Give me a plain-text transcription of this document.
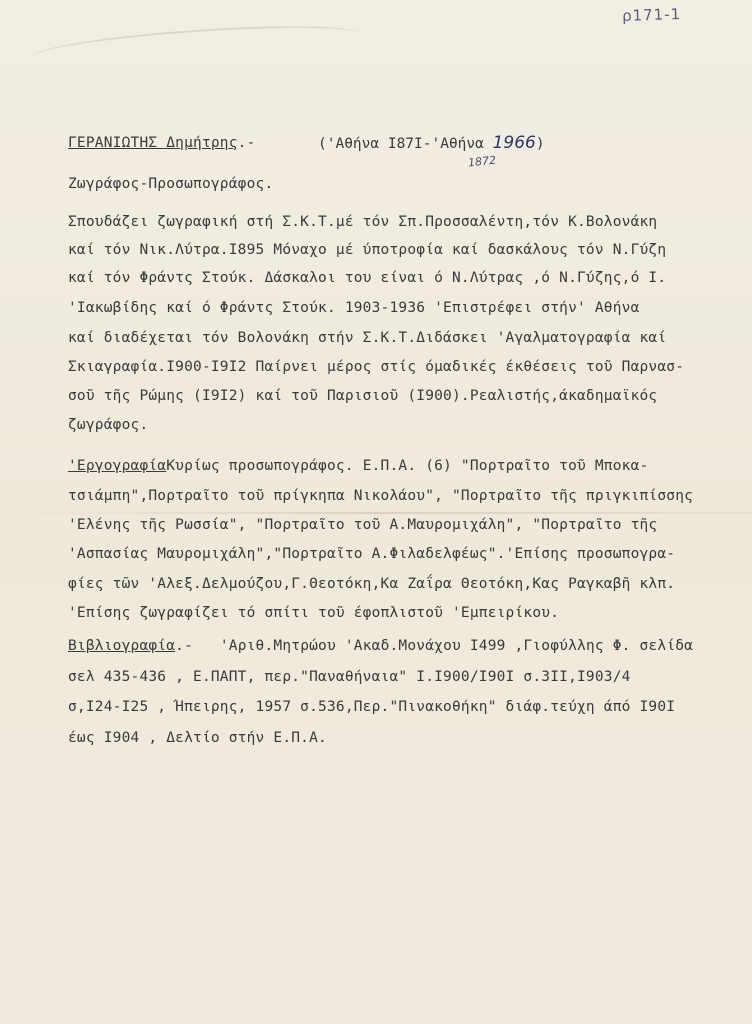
ρ171-1
ΓΕΡΑΝΙΩΤΗΣ Δημήτρης.-	('Αθήνα Ι87Ι-'Αθήνα 1966)
1872
Ζωγράφος-Προσωπογράφος.
Σπουδάζει ζωγραφική στή Σ.Κ.Τ.μέ τόν Σπ.Προσσαλέντη,τόν Κ.Βολονάκη
καί τόν Νικ.Λύτρα.Ι895 Μόναχο μέ ύποτροφία καί δασκάλους τόν Ν.Γύζη
καί τόν Φράντς Στούκ. Δάσκαλοι του είναι ό Ν.Λύτρας ,ό Ν.Γύζης,ό Ι.
'Ιακωβίδης καί ό Φράντς Στούκ. 1903-1936 'Επιστρέφει στήν' Αθήνα
καί διαδέχεται τόν Βολονάκη στήν Σ.Κ.Τ.Διδάσκει 'Αγαλματογραφία καί
Σκιαγραφία.Ι900-Ι9Ι2 Παίρνει μέρος στίς όμαδικές έκθέσεις τοῦ Παρνασ-
σοῦ τῆς Ρώμης (Ι9Ι2) καί τοῦ Παρισιοῦ (Ι900).Ρεαλιστής,άκαδημαϊκός
ζωγράφος.
'ΕργογραφίαΚυρίως προσωπογράφος. Ε.Π.Α. (6) "Πορτραῖτο τοῦ Μποκα-
τσιάμπη",Πορτραῖτο τοῦ πρίγκηπα Νικολάου", "Πορτραῖτο τῆς πριγκιπίσσης
'Ελένης τῆς Ρωσσία", "Πορτραῖτο τοῦ Α.Μαυρομιχάλη", "Πορτραῖτο τῆς
'Ασπασίας Μαυρομιχάλη","Πορτραῖτο Α.Φιλαδελφέως".'Επίσης προσωπογρα-
φίες τῶν 'Αλεξ.Δελμούζου,Γ.Θεοτόκη,Κα Ζαΐρα Θεοτόκη,Κας Ραγκαβῆ κλπ.
'Επίσης ζωγραφίζει τό σπίτι τοῦ έφοπλιστοῦ 'Εμπειρίκου.
Βιβλιογραφία.-   'Αριθ.Μητρώου 'Ακαδ.Μονάχου Ι499 ,Γιοφύλλης Φ. σελίδα
σελ 435-436 , Ε.ΠΑΠΤ, περ."Παναθήναια" Ι.Ι900/Ι90Ι σ.3ΙΙ,Ι903/4
σ,Ι24-Ι25 , Ήπειρης, 1957 σ.536,Περ."Πινακοθήκη" διάφ.τεύχη άπό Ι90Ι
έως Ι904 , Δελτίο στήν Ε.Π.Α.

● ● ● ● ● ● ●

WHAT YOU WILL DO – Without including the pictures, reproduce all entries exactly.

OUTPUT FOR THIS TASK –
Give me a plain-text transcription of this document.
ρ171-1
ΓΕΡΑΝΙΩΤΗΣ Δημήτρης.-	('Αθήνα Ι87Ι-'Αθήνα 1966)
1872
Ζωγράφος-Προσωπογράφος.
Σπουδάζει ζωγραφική στή Σ.Κ.Τ.μέ τόν Σπ.Προσσαλέντη,τόν Κ.Βολονάκη
καί τόν Νικ.Λύτρα.Ι895 Μόναχο μέ ύποτροφία καί δασκάλους τόν Ν.Γύζη
καί τόν Φράντς Στούκ. Δάσκαλοι του είναι ό Ν.Λύτρας ,ό Ν.Γύζης,ό Ι.
'Ιακωβίδης καί ό Φράντς Στούκ. 1903-1936 'Επιστρέφει στήν' Αθήνα
καί διαδέχεται τόν Βολονάκη στήν Σ.Κ.Τ.Διδάσκει 'Αγαλματογραφία καί
Σκιαγραφία.Ι900-Ι9Ι2 Παίρνει μέρος στίς όμαδικές έκθέσεις τοῦ Παρνασ-
σοῦ τῆς Ρώμης (Ι9Ι2) καί τοῦ Παρισιοῦ (Ι900).Ρεαλιστής,άκαδημαϊκός
ζωγράφος.
'ΕργογραφίαΚυρίως προσωπογράφος. Ε.Π.Α. (6) "Πορτραῖτο τοῦ Μποκα-
τσιάμπη",Πορτραῖτο τοῦ πρίγκηπα Νικολάου", "Πορτραῖτο τῆς πριγκιπίσσης
'Ελένης τῆς Ρωσσία", "Πορτραῖτο τοῦ Α.Μαυρομιχάλη", "Πορτραῖτο τῆς
'Ασπασίας Μαυρομιχάλη","Πορτραῖτο Α.Φιλαδελφέως".'Επίσης προσωπογρα-
φίες τῶν 'Αλεξ.Δελμούζου,Γ.Θεοτόκη,Κα Ζαΐρα Θεοτόκη,Κας Ραγκαβῆ κλπ.
'Επίσης ζωγραφίζει τό σπίτι τοῦ έφοπλιστοῦ 'Εμπειρίκου.
Βιβλιογραφία.-   'Αριθ.Μητρώου 'Ακαδ.Μονάχου Ι499 ,Γιοφύλλης Φ. σελίδα
σελ 435-436 , Ε.ΠΑΠΤ, περ."Παναθήναια" Ι.Ι900/Ι90Ι σ.3ΙΙ,Ι903/4
σ,Ι24-Ι25 , Ήπειρης, 1957 σ.536,Περ."Πινακοθήκη" διάφ.τεύχη άπό Ι90Ι
έως Ι904 , Δελτίο στήν Ε.Π.Α.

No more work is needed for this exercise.